--- Available records ---

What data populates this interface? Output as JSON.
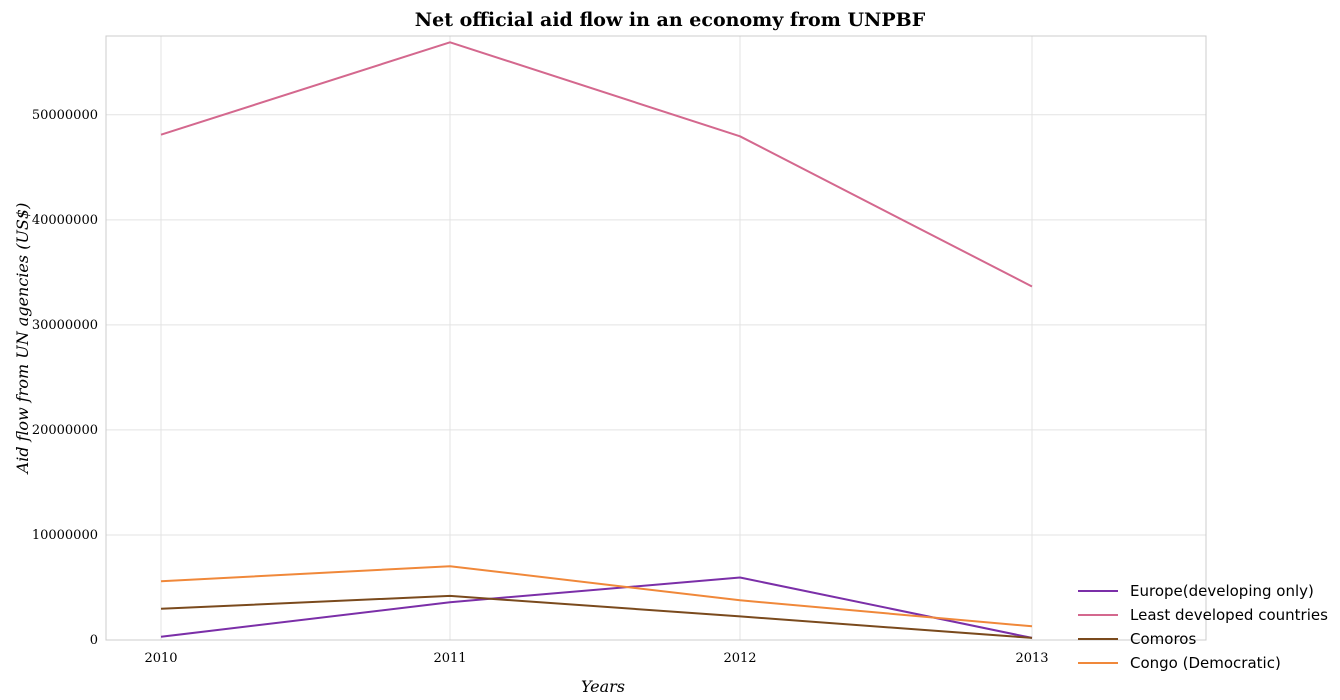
{
  "chart_data": {
    "type": "line",
    "title": "Net official aid flow in an economy from UNPBF",
    "xlabel": "Years",
    "ylabel": "Aid flow from UN agencies (US$)",
    "x": [
      "2010",
      "2011",
      "2012",
      "2013"
    ],
    "y_ticks": [
      "0",
      "10000000",
      "20000000",
      "30000000",
      "40000000",
      "50000000"
    ],
    "ylim": [
      0,
      57500000
    ],
    "grid": true,
    "legend_position": "bottom-right",
    "series": [
      {
        "name": "Europe(developing only)",
        "color": "#7b2fa8",
        "values": [
          300000,
          3600000,
          5950000,
          200000
        ]
      },
      {
        "name": "Least developed countries",
        "color": "#d4688e",
        "values": [
          48100000,
          56900000,
          47950000,
          33650000
        ]
      },
      {
        "name": "Comoros",
        "color": "#7a4a1d",
        "values": [
          2970000,
          4200000,
          2250000,
          200000
        ]
      },
      {
        "name": "Congo (Democratic)",
        "color": "#f0883a",
        "values": [
          5600000,
          7030000,
          3780000,
          1300000
        ]
      }
    ]
  }
}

---

- **Problem statement**
Reproduce all the entries that precede this task, word for word, minus any pictures.

- **Task output**
What data populates this interface? Output as JSON.
{
  "chart_data": {
    "type": "line",
    "title": "Net official aid flow in an economy from UNPBF",
    "xlabel": "Years",
    "ylabel": "Aid flow from UN agencies (US$)",
    "x": [
      "2010",
      "2011",
      "2012",
      "2013"
    ],
    "y_ticks": [
      "0",
      "10000000",
      "20000000",
      "30000000",
      "40000000",
      "50000000"
    ],
    "ylim": [
      0,
      57500000
    ],
    "grid": true,
    "legend_position": "bottom-right",
    "series": [
      {
        "name": "Europe(developing only)",
        "color": "#7b2fa8",
        "values": [
          300000,
          3600000,
          5950000,
          200000
        ]
      },
      {
        "name": "Least developed countries",
        "color": "#d4688e",
        "values": [
          48100000,
          56900000,
          47950000,
          33650000
        ]
      },
      {
        "name": "Comoros",
        "color": "#7a4a1d",
        "values": [
          2970000,
          4200000,
          2250000,
          200000
        ]
      },
      {
        "name": "Congo (Democratic)",
        "color": "#f0883a",
        "values": [
          5600000,
          7030000,
          3780000,
          1300000
        ]
      }
    ]
  }
}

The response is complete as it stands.